*Exercise requirements*: Locate all lines with the word "this". Copy them.

Items from a figure collection

# # # # #

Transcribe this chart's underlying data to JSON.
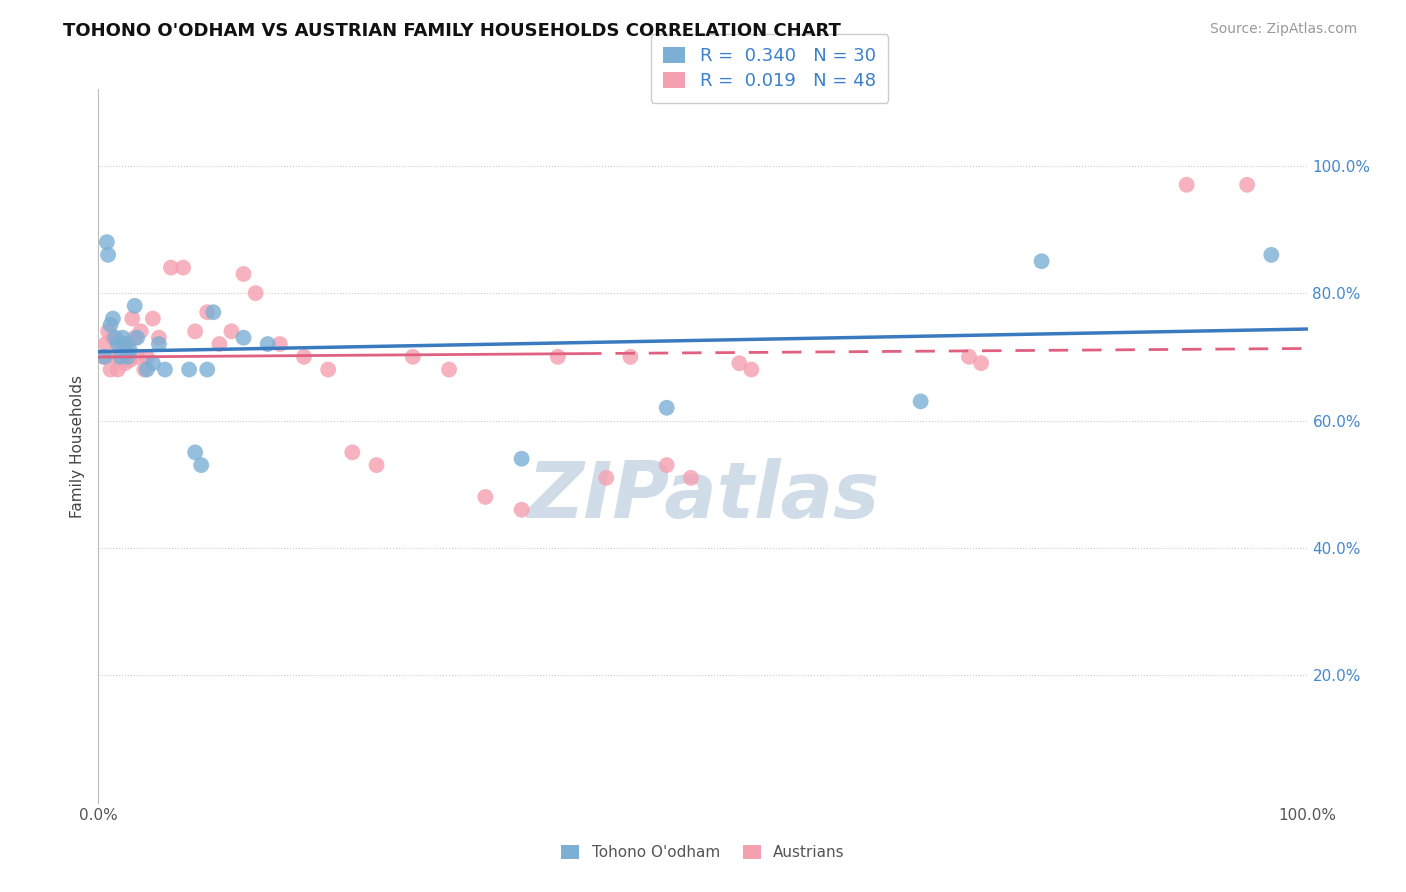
{
  "title": "TOHONO O'ODHAM VS AUSTRIAN FAMILY HOUSEHOLDS CORRELATION CHART",
  "source": "Source: ZipAtlas.com",
  "ylabel": "Family Households",
  "xlim": [
    0.0,
    1.0
  ],
  "ylim": [
    0.0,
    1.12
  ],
  "background_color": "#ffffff",
  "grid_color": "#cccccc",
  "blue_R": 0.34,
  "blue_N": 30,
  "pink_R": 0.019,
  "pink_N": 48,
  "blue_label": "Tohono O'odham",
  "pink_label": "Austrians",
  "blue_color": "#7bafd4",
  "pink_color": "#f4a0b0",
  "blue_line_color": "#3a7abf",
  "pink_line_color": "#e06080",
  "blue_points_x": [
    0.005,
    0.007,
    0.008,
    0.01,
    0.012,
    0.014,
    0.016,
    0.018,
    0.02,
    0.022,
    0.024,
    0.026,
    0.03,
    0.032,
    0.04,
    0.045,
    0.05,
    0.055,
    0.075,
    0.08,
    0.085,
    0.09,
    0.095,
    0.12,
    0.14,
    0.35,
    0.47,
    0.68,
    0.78,
    0.97
  ],
  "blue_points_y": [
    0.7,
    0.88,
    0.86,
    0.75,
    0.76,
    0.73,
    0.72,
    0.7,
    0.73,
    0.72,
    0.7,
    0.71,
    0.78,
    0.73,
    0.68,
    0.69,
    0.72,
    0.68,
    0.68,
    0.55,
    0.53,
    0.68,
    0.77,
    0.73,
    0.72,
    0.54,
    0.62,
    0.63,
    0.85,
    0.86
  ],
  "pink_points_x": [
    0.004,
    0.006,
    0.008,
    0.01,
    0.012,
    0.014,
    0.016,
    0.018,
    0.02,
    0.022,
    0.024,
    0.026,
    0.028,
    0.03,
    0.032,
    0.035,
    0.038,
    0.04,
    0.045,
    0.05,
    0.06,
    0.07,
    0.08,
    0.09,
    0.1,
    0.11,
    0.12,
    0.13,
    0.15,
    0.17,
    0.19,
    0.21,
    0.23,
    0.26,
    0.29,
    0.32,
    0.35,
    0.38,
    0.42,
    0.44,
    0.47,
    0.49,
    0.53,
    0.54,
    0.72,
    0.73,
    0.9,
    0.95
  ],
  "pink_points_y": [
    0.7,
    0.72,
    0.74,
    0.68,
    0.73,
    0.7,
    0.68,
    0.72,
    0.71,
    0.69,
    0.72,
    0.695,
    0.76,
    0.73,
    0.7,
    0.74,
    0.68,
    0.7,
    0.76,
    0.73,
    0.84,
    0.84,
    0.74,
    0.77,
    0.72,
    0.74,
    0.83,
    0.8,
    0.72,
    0.7,
    0.68,
    0.55,
    0.53,
    0.7,
    0.68,
    0.48,
    0.46,
    0.7,
    0.51,
    0.7,
    0.53,
    0.51,
    0.69,
    0.68,
    0.7,
    0.69,
    0.97,
    0.97
  ],
  "watermark": "ZIPatlas",
  "watermark_color": "#d0dce8",
  "legend_border_color": "#cccccc",
  "pink_line_split_x": 0.4
}
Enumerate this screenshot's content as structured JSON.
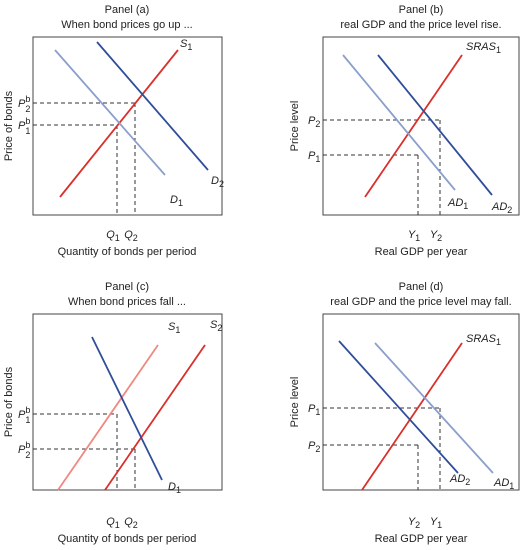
{
  "panels": [
    {
      "title": "Panel (a)",
      "subtitle": "When bond prices go up ...",
      "y_label": "Price of bonds",
      "x_label": "Quantity of bonds per period",
      "curves": [
        {
          "text": "S",
          "sub": "1"
        },
        {
          "text": "D",
          "sub": "2"
        },
        {
          "text": "D",
          "sub": "1"
        }
      ],
      "y_ticks": [
        {
          "text": "P",
          "sup": "b",
          "sub": "2"
        },
        {
          "text": "P",
          "sup": "b",
          "sub": "1"
        }
      ],
      "x_ticks": [
        {
          "text": "Q",
          "sub": "1"
        },
        {
          "text": "Q",
          "sub": "2"
        }
      ]
    },
    {
      "title": "Panel (b)",
      "subtitle": "real GDP and the price level rise.",
      "y_label": "Price level",
      "x_label": "Real GDP per year",
      "curves": [
        {
          "text": "SRAS",
          "sub": "1"
        },
        {
          "text": "AD",
          "sub": "1"
        },
        {
          "text": "AD",
          "sub": "2"
        }
      ],
      "y_ticks": [
        {
          "text": "P",
          "sub": "2"
        },
        {
          "text": "P",
          "sub": "1"
        }
      ],
      "x_ticks": [
        {
          "text": "Y",
          "sub": "1"
        },
        {
          "text": "Y",
          "sub": "2"
        }
      ]
    },
    {
      "title": "Panel (c)",
      "subtitle": "When bond prices fall ...",
      "y_label": "Price of bonds",
      "x_label": "Quantity of bonds per period",
      "curves": [
        {
          "text": "S",
          "sub": "1"
        },
        {
          "text": "S",
          "sub": "2"
        },
        {
          "text": "D",
          "sub": "1"
        }
      ],
      "y_ticks": [
        {
          "text": "P",
          "sup": "b",
          "sub": "1"
        },
        {
          "text": "P",
          "sup": "b",
          "sub": "2"
        }
      ],
      "x_ticks": [
        {
          "text": "Q",
          "sub": "1"
        },
        {
          "text": "Q",
          "sub": "2"
        }
      ]
    },
    {
      "title": "Panel (d)",
      "subtitle": "real GDP and the price level may fall.",
      "y_label": "Price level",
      "x_label": "Real GDP per year",
      "curves": [
        {
          "text": "SRAS",
          "sub": "1"
        },
        {
          "text": "AD",
          "sub": "2"
        },
        {
          "text": "AD",
          "sub": "1"
        }
      ],
      "y_ticks": [
        {
          "text": "P",
          "sub": "1"
        },
        {
          "text": "P",
          "sub": "2"
        }
      ],
      "x_ticks": [
        {
          "text": "Y",
          "sub": "2"
        },
        {
          "text": "Y",
          "sub": "1"
        }
      ]
    }
  ]
}
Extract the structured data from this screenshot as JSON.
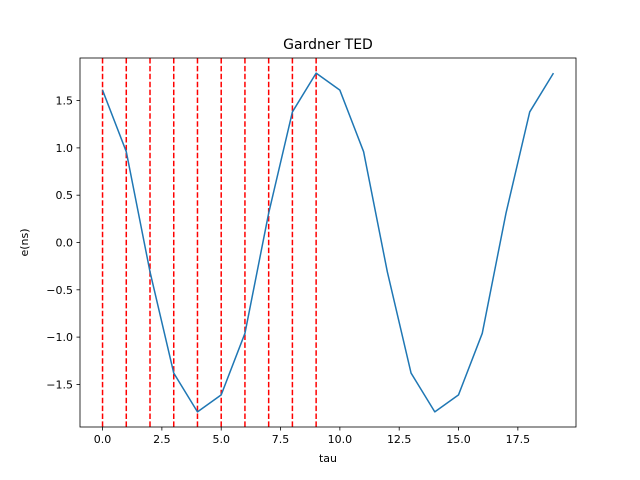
{
  "chart_data": {
    "type": "line",
    "title": "Gardner TED",
    "xlabel": "tau",
    "ylabel": "e(ns)",
    "xlim": [
      -0.95,
      19.95
    ],
    "ylim": [
      -1.95,
      1.95
    ],
    "xticks": [
      0,
      2.5,
      5,
      7.5,
      10,
      12.5,
      15,
      17.5
    ],
    "xtick_labels": [
      "0.0",
      "2.5",
      "5.0",
      "7.5",
      "10.0",
      "12.5",
      "15.0",
      "17.5"
    ],
    "yticks": [
      1.5,
      1.0,
      0.5,
      0.0,
      -0.5,
      -1.0,
      -1.5
    ],
    "ytick_labels": [
      "1.5",
      "1.0",
      "0.5",
      "0.0",
      "−0.5",
      "−1.0",
      "−1.5"
    ],
    "grid": false,
    "series": [
      {
        "color": "#1f77b4",
        "x": [
          0,
          1,
          2,
          3,
          4,
          5,
          6,
          7,
          8,
          9,
          10,
          11,
          12,
          13,
          14,
          15,
          16,
          17,
          18,
          19
        ],
        "y": [
          1.61,
          0.96,
          -0.31,
          -1.38,
          -1.79,
          -1.61,
          -0.96,
          0.31,
          1.38,
          1.79,
          1.61,
          0.96,
          -0.31,
          -1.38,
          -1.79,
          -1.61,
          -0.96,
          0.31,
          1.38,
          1.79
        ]
      }
    ],
    "vlines": {
      "color": "#ff0000",
      "style": "dashed",
      "x": [
        0,
        1,
        2,
        3,
        4,
        5,
        6,
        7,
        8,
        9
      ]
    }
  }
}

# # # # #

*Correct output*:
Transcribe this chart's underlying data to JSON.
Enumerate this screenshot's content as structured JSON.
Extract the structured data from this screenshot as JSON.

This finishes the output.